§ DATASET:
========================================
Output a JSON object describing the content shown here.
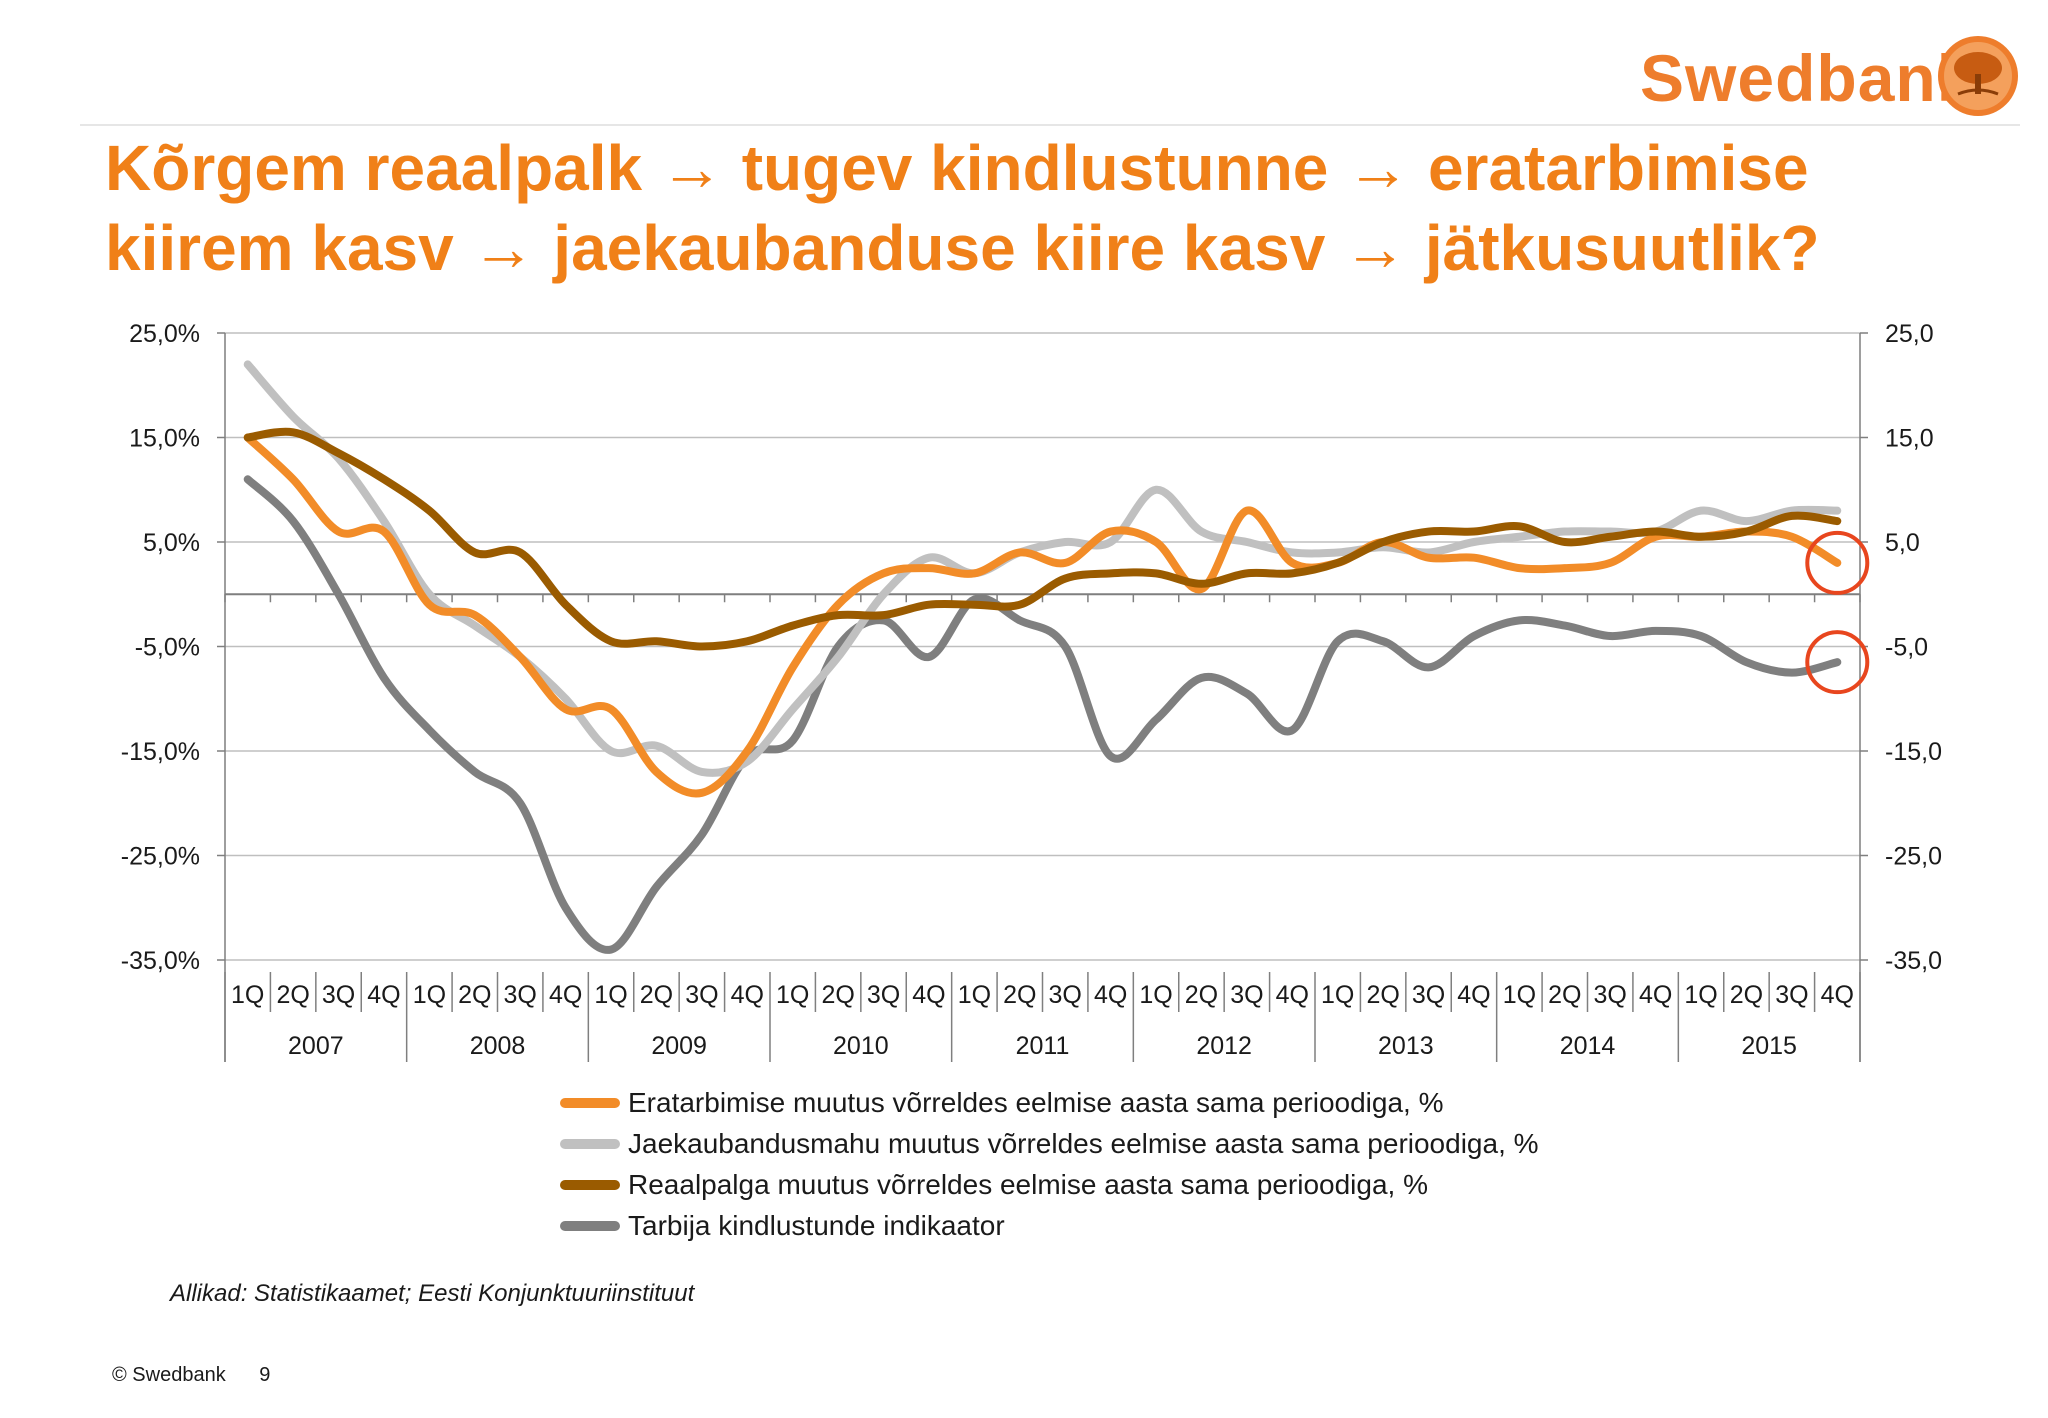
{
  "brand": {
    "name": "Swedbank",
    "logo_color": "#ee7d2c"
  },
  "slide": {
    "title_line1": "Kõrgem reaalpalk → tugev kindlustunne → eratarbimise",
    "title_line2": "kiirem kasv → jaekaubanduse kiire kasv → jätkusuutlik?",
    "source": "Allikad: Statistikaamet; Eesti Konjunktuuriinstituut",
    "footer_copyright": "© Swedbank",
    "page_number": "9"
  },
  "chart_data": {
    "type": "line",
    "categories": [
      "1Q",
      "2Q",
      "3Q",
      "4Q",
      "1Q",
      "2Q",
      "3Q",
      "4Q",
      "1Q",
      "2Q",
      "3Q",
      "4Q",
      "1Q",
      "2Q",
      "3Q",
      "4Q",
      "1Q",
      "2Q",
      "3Q",
      "4Q",
      "1Q",
      "2Q",
      "3Q",
      "4Q",
      "1Q",
      "2Q",
      "3Q",
      "4Q",
      "1Q",
      "2Q",
      "3Q",
      "4Q",
      "1Q",
      "2Q",
      "3Q",
      "4Q"
    ],
    "years": [
      "2007",
      "2008",
      "2009",
      "2010",
      "2011",
      "2012",
      "2013",
      "2014",
      "2015"
    ],
    "y_left": {
      "ticks": [
        25,
        15,
        5,
        -5,
        -15,
        -25,
        -35
      ],
      "tick_labels": [
        "25,0%",
        "15,0%",
        "5,0%",
        "-5,0%",
        "-15,0%",
        "-25,0%",
        "-35,0%"
      ],
      "range": [
        -35,
        25
      ]
    },
    "y_right": {
      "ticks": [
        25,
        15,
        5,
        -5,
        -15,
        -25,
        -35
      ],
      "tick_labels": [
        "25,0",
        "15,0",
        "5,0",
        "-5,0",
        "-15,0",
        "-25,0",
        "-35,0"
      ],
      "range": [
        -35,
        25
      ]
    },
    "grid": true,
    "legend_position": "bottom",
    "series": [
      {
        "name": "Eratarbimise muutus võrreldes eelmise aasta sama perioodiga, %",
        "color": "#f28c28",
        "axis": "left",
        "values": [
          15,
          11,
          6,
          6,
          -1,
          -2,
          -6,
          -11,
          -11,
          -17,
          -19,
          -15,
          -7,
          -1,
          2,
          2.5,
          2,
          4,
          3,
          6,
          5,
          0.5,
          8,
          3,
          3,
          5,
          3.5,
          3.5,
          2.5,
          2.5,
          3,
          5.5,
          5.5,
          6,
          5.5,
          3
        ]
      },
      {
        "name": "Jaekaubandusmahu muutus võrreldes eelmise aasta sama perioodiga, %",
        "color": "#c0c0c0",
        "axis": "left",
        "values": [
          22,
          17,
          13,
          7,
          0,
          -3,
          -6,
          -10,
          -15,
          -14.5,
          -17,
          -16,
          -11,
          -6,
          0,
          3.5,
          2,
          4,
          5,
          5,
          10,
          6,
          5,
          4,
          4,
          4.5,
          4,
          5,
          5.5,
          6,
          6,
          6,
          8,
          7,
          8,
          8
        ]
      },
      {
        "name": "Reaalpalga muutus võrreldes eelmise aasta sama perioodiga, %",
        "color": "#9a5b00",
        "axis": "left",
        "values": [
          15,
          15.5,
          13.5,
          11,
          8,
          4,
          4,
          -1,
          -4.5,
          -4.5,
          -5,
          -4.5,
          -3,
          -2,
          -2,
          -1,
          -1,
          -1,
          1.5,
          2,
          2,
          1,
          2,
          2,
          3,
          5,
          6,
          6,
          6.5,
          5,
          5.5,
          6,
          5.5,
          6,
          7.5,
          7
        ]
      },
      {
        "name": "Tarbija kindlustunde indikaator",
        "color": "#7f7f7f",
        "axis": "right",
        "values": [
          11,
          7,
          0,
          -8,
          -13,
          -17,
          -20,
          -30,
          -34,
          -28,
          -23,
          -15.5,
          -14,
          -5,
          -2.5,
          -6,
          -0.5,
          -2.5,
          -5,
          -15.5,
          -12,
          -8,
          -9.5,
          -13,
          -4.5,
          -4.5,
          -7,
          -4,
          -2.5,
          -3,
          -4,
          -3.5,
          -4,
          -6.5,
          -7.5,
          -6.5
        ]
      }
    ],
    "highlight_circles": [
      {
        "series_index": 0,
        "category_index": 35,
        "color": "#e8461e"
      },
      {
        "series_index": 3,
        "category_index": 35,
        "color": "#e8461e"
      }
    ]
  }
}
========================================
§ EXERCISE DETAILS:
Retype each entry precisely. Skip images entirely.

§ WRITTEN RESPONSE:
Output a JSON object describing the content shown here.
{
  "brand": {
    "name": "Swedbank",
    "logo_color": "#ee7d2c"
  },
  "slide": {
    "title_line1": "Kõrgem reaalpalk → tugev kindlustunne → eratarbimise",
    "title_line2": "kiirem kasv → jaekaubanduse kiire kasv → jätkusuutlik?",
    "source": "Allikad: Statistikaamet; Eesti Konjunktuuriinstituut",
    "footer_copyright": "© Swedbank",
    "page_number": "9"
  },
  "chart_data": {
    "type": "line",
    "categories": [
      "1Q",
      "2Q",
      "3Q",
      "4Q",
      "1Q",
      "2Q",
      "3Q",
      "4Q",
      "1Q",
      "2Q",
      "3Q",
      "4Q",
      "1Q",
      "2Q",
      "3Q",
      "4Q",
      "1Q",
      "2Q",
      "3Q",
      "4Q",
      "1Q",
      "2Q",
      "3Q",
      "4Q",
      "1Q",
      "2Q",
      "3Q",
      "4Q",
      "1Q",
      "2Q",
      "3Q",
      "4Q",
      "1Q",
      "2Q",
      "3Q",
      "4Q"
    ],
    "years": [
      "2007",
      "2008",
      "2009",
      "2010",
      "2011",
      "2012",
      "2013",
      "2014",
      "2015"
    ],
    "y_left": {
      "ticks": [
        25,
        15,
        5,
        -5,
        -15,
        -25,
        -35
      ],
      "tick_labels": [
        "25,0%",
        "15,0%",
        "5,0%",
        "-5,0%",
        "-15,0%",
        "-25,0%",
        "-35,0%"
      ],
      "range": [
        -35,
        25
      ]
    },
    "y_right": {
      "ticks": [
        25,
        15,
        5,
        -5,
        -15,
        -25,
        -35
      ],
      "tick_labels": [
        "25,0",
        "15,0",
        "5,0",
        "-5,0",
        "-15,0",
        "-25,0",
        "-35,0"
      ],
      "range": [
        -35,
        25
      ]
    },
    "grid": true,
    "legend_position": "bottom",
    "series": [
      {
        "name": "Eratarbimise muutus võrreldes eelmise aasta sama perioodiga, %",
        "color": "#f28c28",
        "axis": "left",
        "values": [
          15,
          11,
          6,
          6,
          -1,
          -2,
          -6,
          -11,
          -11,
          -17,
          -19,
          -15,
          -7,
          -1,
          2,
          2.5,
          2,
          4,
          3,
          6,
          5,
          0.5,
          8,
          3,
          3,
          5,
          3.5,
          3.5,
          2.5,
          2.5,
          3,
          5.5,
          5.5,
          6,
          5.5,
          3
        ]
      },
      {
        "name": "Jaekaubandusmahu muutus võrreldes eelmise aasta sama perioodiga, %",
        "color": "#c0c0c0",
        "axis": "left",
        "values": [
          22,
          17,
          13,
          7,
          0,
          -3,
          -6,
          -10,
          -15,
          -14.5,
          -17,
          -16,
          -11,
          -6,
          0,
          3.5,
          2,
          4,
          5,
          5,
          10,
          6,
          5,
          4,
          4,
          4.5,
          4,
          5,
          5.5,
          6,
          6,
          6,
          8,
          7,
          8,
          8
        ]
      },
      {
        "name": "Reaalpalga muutus võrreldes eelmise aasta sama perioodiga, %",
        "color": "#9a5b00",
        "axis": "left",
        "values": [
          15,
          15.5,
          13.5,
          11,
          8,
          4,
          4,
          -1,
          -4.5,
          -4.5,
          -5,
          -4.5,
          -3,
          -2,
          -2,
          -1,
          -1,
          -1,
          1.5,
          2,
          2,
          1,
          2,
          2,
          3,
          5,
          6,
          6,
          6.5,
          5,
          5.5,
          6,
          5.5,
          6,
          7.5,
          7
        ]
      },
      {
        "name": "Tarbija kindlustunde indikaator",
        "color": "#7f7f7f",
        "axis": "right",
        "values": [
          11,
          7,
          0,
          -8,
          -13,
          -17,
          -20,
          -30,
          -34,
          -28,
          -23,
          -15.5,
          -14,
          -5,
          -2.5,
          -6,
          -0.5,
          -2.5,
          -5,
          -15.5,
          -12,
          -8,
          -9.5,
          -13,
          -4.5,
          -4.5,
          -7,
          -4,
          -2.5,
          -3,
          -4,
          -3.5,
          -4,
          -6.5,
          -7.5,
          -6.5
        ]
      }
    ],
    "highlight_circles": [
      {
        "series_index": 0,
        "category_index": 35,
        "color": "#e8461e"
      },
      {
        "series_index": 3,
        "category_index": 35,
        "color": "#e8461e"
      }
    ]
  }
}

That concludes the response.